## EXERCISE OBJECTIVE
Copy every line of the data that contains the string "this".

***

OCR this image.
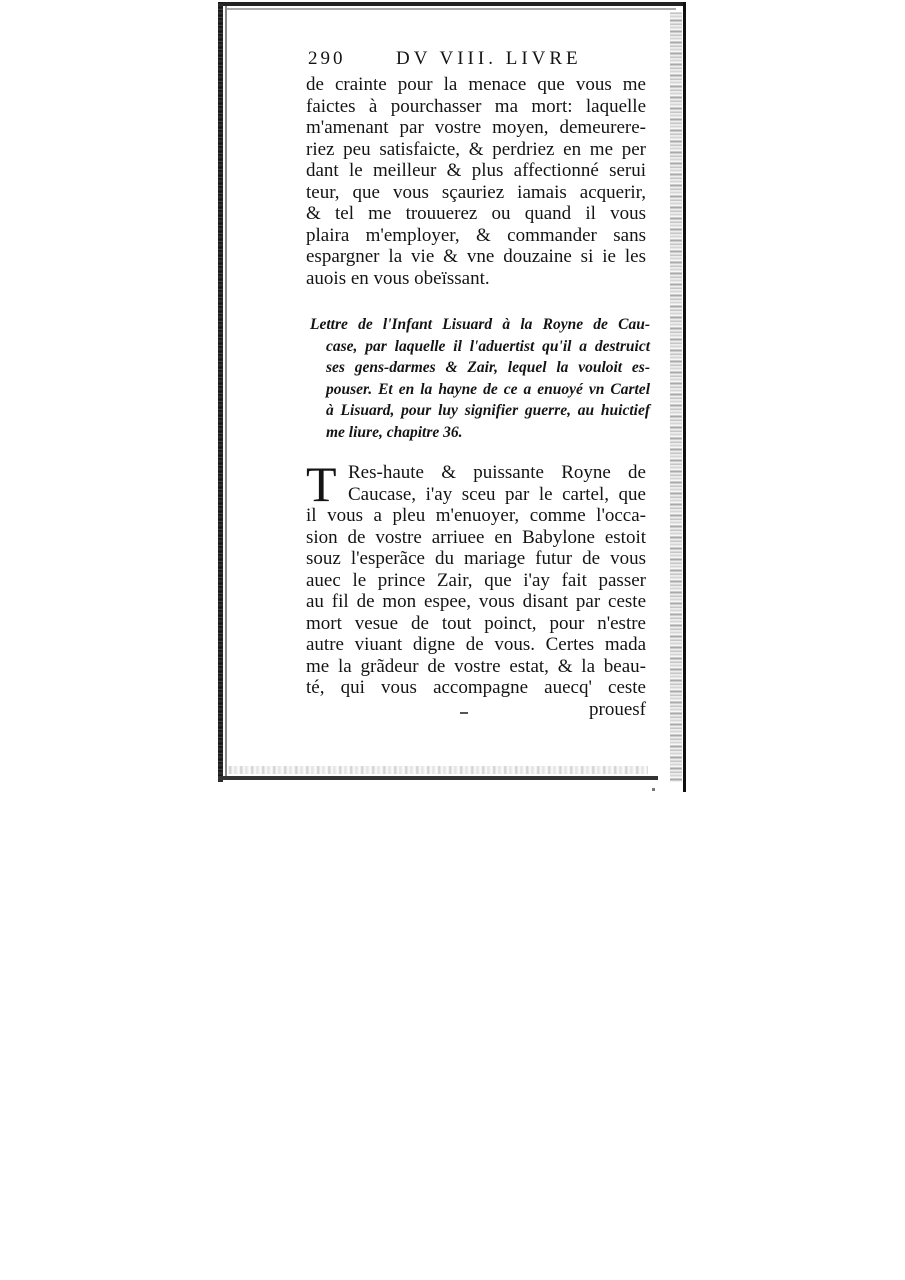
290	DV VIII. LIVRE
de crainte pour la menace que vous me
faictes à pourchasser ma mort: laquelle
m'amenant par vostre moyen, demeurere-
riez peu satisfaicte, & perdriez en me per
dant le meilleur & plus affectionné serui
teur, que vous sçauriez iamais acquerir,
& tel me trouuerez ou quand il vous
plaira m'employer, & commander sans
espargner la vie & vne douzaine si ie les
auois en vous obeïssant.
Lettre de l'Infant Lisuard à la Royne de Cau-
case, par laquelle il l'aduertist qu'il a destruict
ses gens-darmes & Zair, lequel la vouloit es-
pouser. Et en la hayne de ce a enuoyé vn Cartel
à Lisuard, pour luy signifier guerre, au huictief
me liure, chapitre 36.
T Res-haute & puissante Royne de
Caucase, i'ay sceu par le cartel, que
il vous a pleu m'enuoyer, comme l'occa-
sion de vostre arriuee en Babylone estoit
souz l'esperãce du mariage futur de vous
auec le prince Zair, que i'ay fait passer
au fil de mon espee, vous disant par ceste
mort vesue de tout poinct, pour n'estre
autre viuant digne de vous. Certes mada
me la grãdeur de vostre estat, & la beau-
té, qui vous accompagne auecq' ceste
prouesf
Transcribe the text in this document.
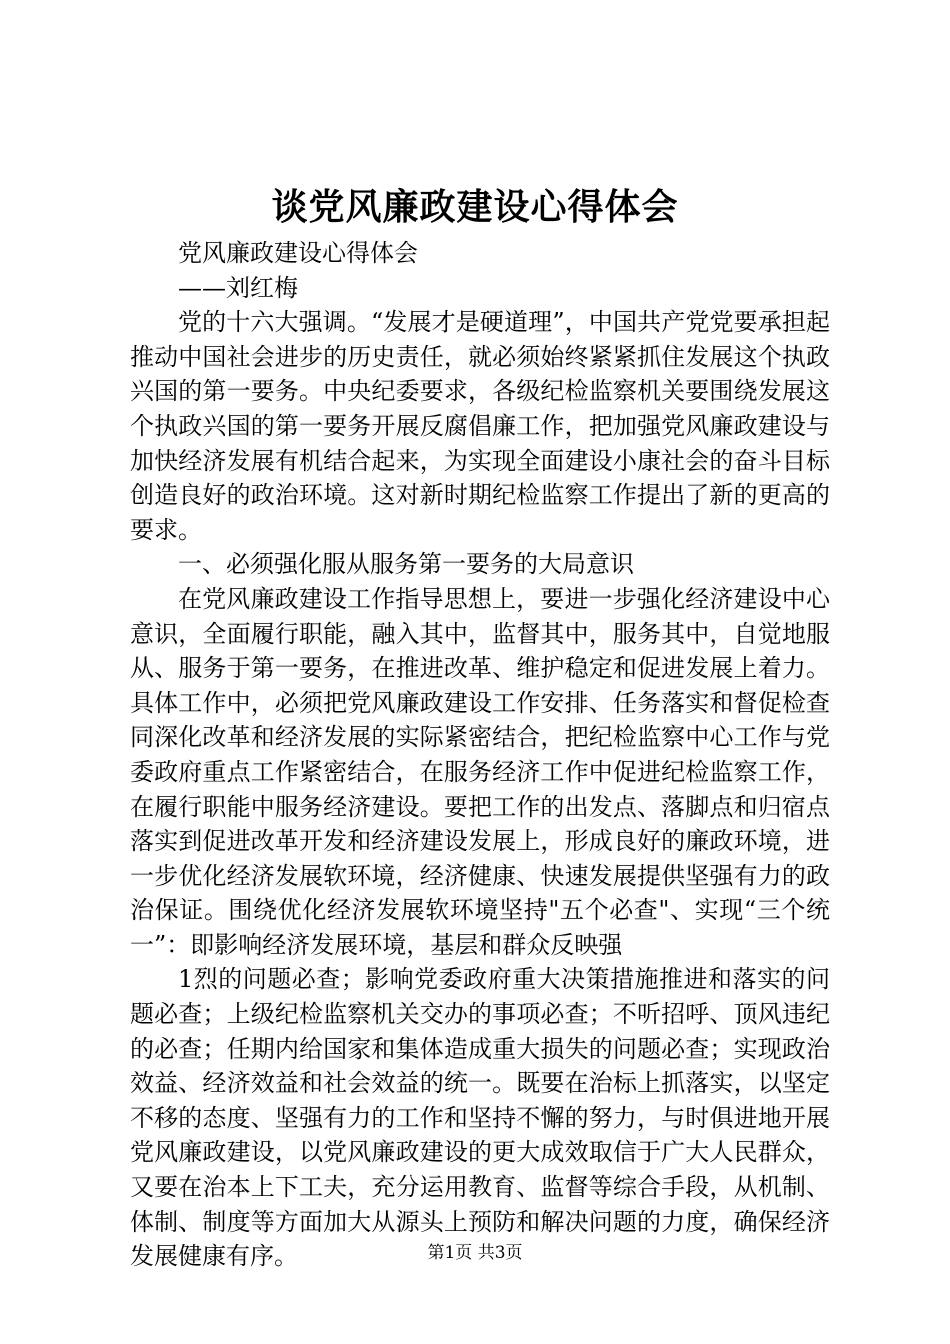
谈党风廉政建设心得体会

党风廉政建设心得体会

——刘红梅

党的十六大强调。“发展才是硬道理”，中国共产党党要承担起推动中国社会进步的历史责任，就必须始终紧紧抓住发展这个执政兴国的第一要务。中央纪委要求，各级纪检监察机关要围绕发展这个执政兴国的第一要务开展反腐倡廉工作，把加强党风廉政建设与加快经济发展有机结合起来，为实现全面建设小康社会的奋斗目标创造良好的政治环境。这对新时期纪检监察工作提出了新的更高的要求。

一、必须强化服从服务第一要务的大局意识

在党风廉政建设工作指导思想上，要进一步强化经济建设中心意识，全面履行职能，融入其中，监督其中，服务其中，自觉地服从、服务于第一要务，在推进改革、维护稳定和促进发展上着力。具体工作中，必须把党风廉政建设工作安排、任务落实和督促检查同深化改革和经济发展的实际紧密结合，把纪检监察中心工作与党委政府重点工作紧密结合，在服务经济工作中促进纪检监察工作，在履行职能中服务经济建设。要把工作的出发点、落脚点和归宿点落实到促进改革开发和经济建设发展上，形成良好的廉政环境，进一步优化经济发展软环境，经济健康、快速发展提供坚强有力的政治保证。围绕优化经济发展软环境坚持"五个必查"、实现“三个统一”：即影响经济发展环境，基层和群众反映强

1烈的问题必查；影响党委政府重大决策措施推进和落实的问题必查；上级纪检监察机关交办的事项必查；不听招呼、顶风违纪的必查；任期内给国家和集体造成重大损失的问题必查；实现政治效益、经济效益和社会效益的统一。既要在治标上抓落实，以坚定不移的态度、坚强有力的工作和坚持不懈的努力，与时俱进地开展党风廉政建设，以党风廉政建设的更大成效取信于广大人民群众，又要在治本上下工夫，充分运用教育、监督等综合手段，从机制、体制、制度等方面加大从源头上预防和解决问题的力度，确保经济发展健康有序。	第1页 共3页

***

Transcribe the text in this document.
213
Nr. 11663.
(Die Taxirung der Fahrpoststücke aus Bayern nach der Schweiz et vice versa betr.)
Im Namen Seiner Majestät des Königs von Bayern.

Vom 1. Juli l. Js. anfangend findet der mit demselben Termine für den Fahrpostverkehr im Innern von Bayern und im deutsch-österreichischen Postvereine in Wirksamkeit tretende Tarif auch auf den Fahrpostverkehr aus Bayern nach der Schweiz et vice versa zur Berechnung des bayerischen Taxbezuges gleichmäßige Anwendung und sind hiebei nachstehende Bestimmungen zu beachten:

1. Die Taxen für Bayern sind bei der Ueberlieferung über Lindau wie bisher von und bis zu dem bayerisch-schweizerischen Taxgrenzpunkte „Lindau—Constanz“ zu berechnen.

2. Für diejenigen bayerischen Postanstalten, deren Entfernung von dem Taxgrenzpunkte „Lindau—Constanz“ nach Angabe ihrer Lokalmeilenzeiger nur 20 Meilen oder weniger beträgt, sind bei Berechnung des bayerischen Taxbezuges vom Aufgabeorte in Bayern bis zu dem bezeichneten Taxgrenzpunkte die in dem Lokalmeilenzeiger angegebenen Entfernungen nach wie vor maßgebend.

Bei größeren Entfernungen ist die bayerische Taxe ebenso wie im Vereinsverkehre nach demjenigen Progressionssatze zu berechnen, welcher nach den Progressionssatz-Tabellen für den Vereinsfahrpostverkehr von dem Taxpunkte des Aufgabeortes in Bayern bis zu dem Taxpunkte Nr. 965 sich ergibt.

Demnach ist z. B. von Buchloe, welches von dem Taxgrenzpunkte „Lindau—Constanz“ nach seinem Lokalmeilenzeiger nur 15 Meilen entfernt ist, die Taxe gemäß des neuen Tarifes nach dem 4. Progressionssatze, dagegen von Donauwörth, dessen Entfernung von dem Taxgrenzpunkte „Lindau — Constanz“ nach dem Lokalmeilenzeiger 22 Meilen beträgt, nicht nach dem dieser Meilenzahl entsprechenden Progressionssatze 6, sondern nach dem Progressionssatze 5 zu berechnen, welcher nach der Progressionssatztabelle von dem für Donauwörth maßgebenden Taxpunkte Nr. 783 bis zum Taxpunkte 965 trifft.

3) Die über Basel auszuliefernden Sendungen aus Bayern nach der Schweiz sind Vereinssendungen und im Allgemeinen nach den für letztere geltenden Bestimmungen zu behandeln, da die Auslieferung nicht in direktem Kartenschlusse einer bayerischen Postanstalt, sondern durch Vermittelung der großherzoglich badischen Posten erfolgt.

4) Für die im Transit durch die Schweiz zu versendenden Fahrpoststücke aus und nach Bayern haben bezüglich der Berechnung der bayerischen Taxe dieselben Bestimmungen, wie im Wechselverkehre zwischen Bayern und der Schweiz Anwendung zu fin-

***

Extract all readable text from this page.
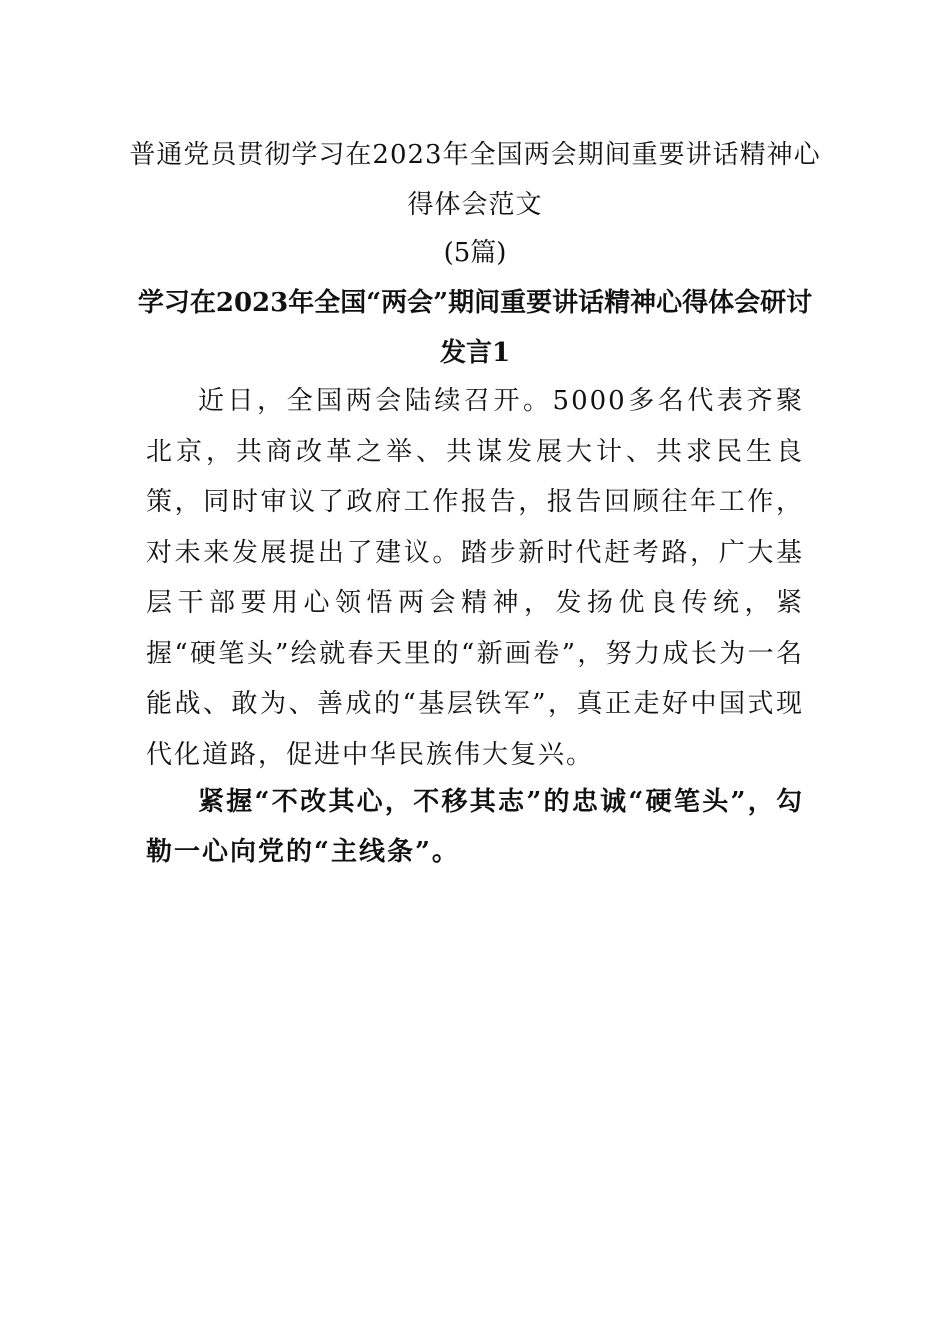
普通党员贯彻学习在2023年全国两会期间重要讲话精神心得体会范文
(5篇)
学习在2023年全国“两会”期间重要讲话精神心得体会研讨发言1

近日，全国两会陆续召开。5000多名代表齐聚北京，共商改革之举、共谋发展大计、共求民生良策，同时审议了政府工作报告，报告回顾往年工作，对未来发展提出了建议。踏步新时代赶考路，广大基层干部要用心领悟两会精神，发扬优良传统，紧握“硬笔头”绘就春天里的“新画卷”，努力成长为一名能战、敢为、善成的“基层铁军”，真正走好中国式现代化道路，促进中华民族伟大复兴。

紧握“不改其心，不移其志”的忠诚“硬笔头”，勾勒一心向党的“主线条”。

***

## PROBLEM SOLUTION
OCR this image.
Transcribe the text in this document.
Transcribe the text in this document.
Extract all readable text from this page.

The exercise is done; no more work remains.